Required task:
Word for word, restate every line of the listing that follows.

(Extracts from a graphics dataset)
════
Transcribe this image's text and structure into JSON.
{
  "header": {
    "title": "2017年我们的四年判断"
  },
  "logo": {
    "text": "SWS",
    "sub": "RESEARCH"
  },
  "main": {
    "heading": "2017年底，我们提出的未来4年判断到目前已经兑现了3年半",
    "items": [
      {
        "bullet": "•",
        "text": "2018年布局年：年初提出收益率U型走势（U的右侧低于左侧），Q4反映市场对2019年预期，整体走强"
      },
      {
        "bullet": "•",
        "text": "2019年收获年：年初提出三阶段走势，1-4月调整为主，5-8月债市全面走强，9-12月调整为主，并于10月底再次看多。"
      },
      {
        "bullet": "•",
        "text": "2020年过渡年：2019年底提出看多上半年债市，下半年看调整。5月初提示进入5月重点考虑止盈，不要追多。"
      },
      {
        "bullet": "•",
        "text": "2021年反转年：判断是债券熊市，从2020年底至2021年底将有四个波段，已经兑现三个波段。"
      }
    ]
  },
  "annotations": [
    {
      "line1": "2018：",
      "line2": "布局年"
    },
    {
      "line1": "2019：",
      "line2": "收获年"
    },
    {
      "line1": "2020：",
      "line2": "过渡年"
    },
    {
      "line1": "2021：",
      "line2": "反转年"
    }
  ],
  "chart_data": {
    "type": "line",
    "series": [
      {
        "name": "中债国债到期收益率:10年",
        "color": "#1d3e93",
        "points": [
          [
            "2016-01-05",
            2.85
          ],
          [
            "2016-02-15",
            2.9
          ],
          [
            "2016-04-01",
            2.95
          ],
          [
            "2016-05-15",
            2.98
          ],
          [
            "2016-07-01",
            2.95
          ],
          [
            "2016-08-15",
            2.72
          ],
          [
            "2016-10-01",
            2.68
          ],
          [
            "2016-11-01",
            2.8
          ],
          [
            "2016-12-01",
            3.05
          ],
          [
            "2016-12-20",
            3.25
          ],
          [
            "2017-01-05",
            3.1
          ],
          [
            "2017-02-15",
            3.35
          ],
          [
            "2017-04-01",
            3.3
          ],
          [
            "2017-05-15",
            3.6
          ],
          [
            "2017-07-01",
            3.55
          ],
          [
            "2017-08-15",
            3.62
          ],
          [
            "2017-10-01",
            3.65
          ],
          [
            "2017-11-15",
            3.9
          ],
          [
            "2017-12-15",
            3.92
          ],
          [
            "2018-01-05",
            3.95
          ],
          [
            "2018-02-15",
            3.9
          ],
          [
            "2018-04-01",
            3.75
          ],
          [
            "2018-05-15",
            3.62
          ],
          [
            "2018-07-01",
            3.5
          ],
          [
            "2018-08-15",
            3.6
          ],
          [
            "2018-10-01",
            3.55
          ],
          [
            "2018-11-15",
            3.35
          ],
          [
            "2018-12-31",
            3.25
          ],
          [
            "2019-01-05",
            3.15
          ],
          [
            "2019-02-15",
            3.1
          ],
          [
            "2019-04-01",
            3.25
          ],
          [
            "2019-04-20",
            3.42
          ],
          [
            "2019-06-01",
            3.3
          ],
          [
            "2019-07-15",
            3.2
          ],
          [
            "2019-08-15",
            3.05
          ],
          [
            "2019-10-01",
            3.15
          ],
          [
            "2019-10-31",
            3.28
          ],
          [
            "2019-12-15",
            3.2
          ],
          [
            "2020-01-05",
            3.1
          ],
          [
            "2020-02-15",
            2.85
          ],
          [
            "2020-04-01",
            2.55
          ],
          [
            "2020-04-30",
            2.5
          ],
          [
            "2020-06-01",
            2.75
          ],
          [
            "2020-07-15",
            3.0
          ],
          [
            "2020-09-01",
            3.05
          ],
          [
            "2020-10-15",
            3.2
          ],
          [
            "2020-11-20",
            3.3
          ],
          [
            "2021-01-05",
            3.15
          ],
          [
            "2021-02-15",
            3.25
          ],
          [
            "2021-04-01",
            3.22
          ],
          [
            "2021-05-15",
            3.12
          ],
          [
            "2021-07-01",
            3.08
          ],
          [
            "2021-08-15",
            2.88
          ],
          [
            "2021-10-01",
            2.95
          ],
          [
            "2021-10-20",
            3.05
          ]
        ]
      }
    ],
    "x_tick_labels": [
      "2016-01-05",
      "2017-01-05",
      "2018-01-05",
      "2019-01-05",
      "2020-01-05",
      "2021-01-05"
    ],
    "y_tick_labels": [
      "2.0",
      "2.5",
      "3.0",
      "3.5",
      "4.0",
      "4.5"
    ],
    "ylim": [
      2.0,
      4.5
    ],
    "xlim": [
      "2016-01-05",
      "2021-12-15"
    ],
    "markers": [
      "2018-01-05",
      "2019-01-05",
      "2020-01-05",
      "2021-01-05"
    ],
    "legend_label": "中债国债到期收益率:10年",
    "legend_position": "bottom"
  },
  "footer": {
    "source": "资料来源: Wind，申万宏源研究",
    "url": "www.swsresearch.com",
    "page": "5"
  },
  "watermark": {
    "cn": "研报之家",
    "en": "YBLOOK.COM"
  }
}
════
Worked answer:
Transcribe this image's text and structure into JSON.
{
  "header": {
    "title": "2017年我们的四年判断"
  },
  "logo": {
    "text": "SWS",
    "sub": "RESEARCH"
  },
  "main": {
    "heading": "2017年底，我们提出的未来4年判断到目前已经兑现了3年半",
    "items": [
      {
        "bullet": "•",
        "text": "2018年布局年：年初提出收益率U型走势（U的右侧低于左侧），Q4反映市场对2019年预期，整体走强"
      },
      {
        "bullet": "•",
        "text": "2019年收获年：年初提出三阶段走势，1-4月调整为主，5-8月债市全面走强，9-12月调整为主，并于10月底再次看多。"
      },
      {
        "bullet": "•",
        "text": "2020年过渡年：2019年底提出看多上半年债市，下半年看调整。5月初提示进入5月重点考虑止盈，不要追多。"
      },
      {
        "bullet": "•",
        "text": "2021年反转年：判断是债券熊市，从2020年底至2021年底将有四个波段，已经兑现三个波段。"
      }
    ]
  },
  "annotations": [
    {
      "line1": "2018：",
      "line2": "布局年"
    },
    {
      "line1": "2019：",
      "line2": "收获年"
    },
    {
      "line1": "2020：",
      "line2": "过渡年"
    },
    {
      "line1": "2021：",
      "line2": "反转年"
    }
  ],
  "chart_data": {
    "type": "line",
    "series": [
      {
        "name": "中债国债到期收益率:10年",
        "color": "#1d3e93",
        "points": [
          [
            "2016-01-05",
            2.85
          ],
          [
            "2016-02-15",
            2.9
          ],
          [
            "2016-04-01",
            2.95
          ],
          [
            "2016-05-15",
            2.98
          ],
          [
            "2016-07-01",
            2.95
          ],
          [
            "2016-08-15",
            2.72
          ],
          [
            "2016-10-01",
            2.68
          ],
          [
            "2016-11-01",
            2.8
          ],
          [
            "2016-12-01",
            3.05
          ],
          [
            "2016-12-20",
            3.25
          ],
          [
            "2017-01-05",
            3.1
          ],
          [
            "2017-02-15",
            3.35
          ],
          [
            "2017-04-01",
            3.3
          ],
          [
            "2017-05-15",
            3.6
          ],
          [
            "2017-07-01",
            3.55
          ],
          [
            "2017-08-15",
            3.62
          ],
          [
            "2017-10-01",
            3.65
          ],
          [
            "2017-11-15",
            3.9
          ],
          [
            "2017-12-15",
            3.92
          ],
          [
            "2018-01-05",
            3.95
          ],
          [
            "2018-02-15",
            3.9
          ],
          [
            "2018-04-01",
            3.75
          ],
          [
            "2018-05-15",
            3.62
          ],
          [
            "2018-07-01",
            3.5
          ],
          [
            "2018-08-15",
            3.6
          ],
          [
            "2018-10-01",
            3.55
          ],
          [
            "2018-11-15",
            3.35
          ],
          [
            "2018-12-31",
            3.25
          ],
          [
            "2019-01-05",
            3.15
          ],
          [
            "2019-02-15",
            3.1
          ],
          [
            "2019-04-01",
            3.25
          ],
          [
            "2019-04-20",
            3.42
          ],
          [
            "2019-06-01",
            3.3
          ],
          [
            "2019-07-15",
            3.2
          ],
          [
            "2019-08-15",
            3.05
          ],
          [
            "2019-10-01",
            3.15
          ],
          [
            "2019-10-31",
            3.28
          ],
          [
            "2019-12-15",
            3.2
          ],
          [
            "2020-01-05",
            3.1
          ],
          [
            "2020-02-15",
            2.85
          ],
          [
            "2020-04-01",
            2.55
          ],
          [
            "2020-04-30",
            2.5
          ],
          [
            "2020-06-01",
            2.75
          ],
          [
            "2020-07-15",
            3.0
          ],
          [
            "2020-09-01",
            3.05
          ],
          [
            "2020-10-15",
            3.2
          ],
          [
            "2020-11-20",
            3.3
          ],
          [
            "2021-01-05",
            3.15
          ],
          [
            "2021-02-15",
            3.25
          ],
          [
            "2021-04-01",
            3.22
          ],
          [
            "2021-05-15",
            3.12
          ],
          [
            "2021-07-01",
            3.08
          ],
          [
            "2021-08-15",
            2.88
          ],
          [
            "2021-10-01",
            2.95
          ],
          [
            "2021-10-20",
            3.05
          ]
        ]
      }
    ],
    "x_tick_labels": [
      "2016-01-05",
      "2017-01-05",
      "2018-01-05",
      "2019-01-05",
      "2020-01-05",
      "2021-01-05"
    ],
    "y_tick_labels": [
      "2.0",
      "2.5",
      "3.0",
      "3.5",
      "4.0",
      "4.5"
    ],
    "ylim": [
      2.0,
      4.5
    ],
    "xlim": [
      "2016-01-05",
      "2021-12-15"
    ],
    "markers": [
      "2018-01-05",
      "2019-01-05",
      "2020-01-05",
      "2021-01-05"
    ],
    "legend_label": "中债国债到期收益率:10年",
    "legend_position": "bottom"
  },
  "footer": {
    "source": "资料来源: Wind，申万宏源研究",
    "url": "www.swsresearch.com",
    "page": "5"
  },
  "watermark": {
    "cn": "研报之家",
    "en": "YBLOOK.COM"
  }
}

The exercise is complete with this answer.